*Requirements*
Copy out each line featuring the string "excluding" from the entries beneath.

*The data*
## START

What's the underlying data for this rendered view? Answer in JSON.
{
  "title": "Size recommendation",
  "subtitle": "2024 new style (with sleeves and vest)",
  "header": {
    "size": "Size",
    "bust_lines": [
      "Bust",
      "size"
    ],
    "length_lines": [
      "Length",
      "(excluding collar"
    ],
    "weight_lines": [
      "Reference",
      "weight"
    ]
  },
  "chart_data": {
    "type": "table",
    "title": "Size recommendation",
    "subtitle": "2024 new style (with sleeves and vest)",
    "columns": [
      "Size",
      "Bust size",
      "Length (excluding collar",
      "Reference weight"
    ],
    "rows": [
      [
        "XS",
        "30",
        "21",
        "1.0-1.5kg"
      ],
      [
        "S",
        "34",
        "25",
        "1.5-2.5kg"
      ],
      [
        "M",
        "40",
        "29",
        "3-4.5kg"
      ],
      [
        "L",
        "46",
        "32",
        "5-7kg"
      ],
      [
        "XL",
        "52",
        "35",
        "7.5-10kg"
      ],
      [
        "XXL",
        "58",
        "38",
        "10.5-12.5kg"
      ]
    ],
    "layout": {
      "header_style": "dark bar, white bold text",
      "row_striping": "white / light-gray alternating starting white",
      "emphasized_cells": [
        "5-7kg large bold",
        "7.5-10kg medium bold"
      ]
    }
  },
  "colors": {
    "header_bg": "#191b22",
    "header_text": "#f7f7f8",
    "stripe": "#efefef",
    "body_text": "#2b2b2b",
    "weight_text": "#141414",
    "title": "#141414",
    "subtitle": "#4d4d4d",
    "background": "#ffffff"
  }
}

## END

*Task response*
      "(excluding collar"
      "Length (excluding collar",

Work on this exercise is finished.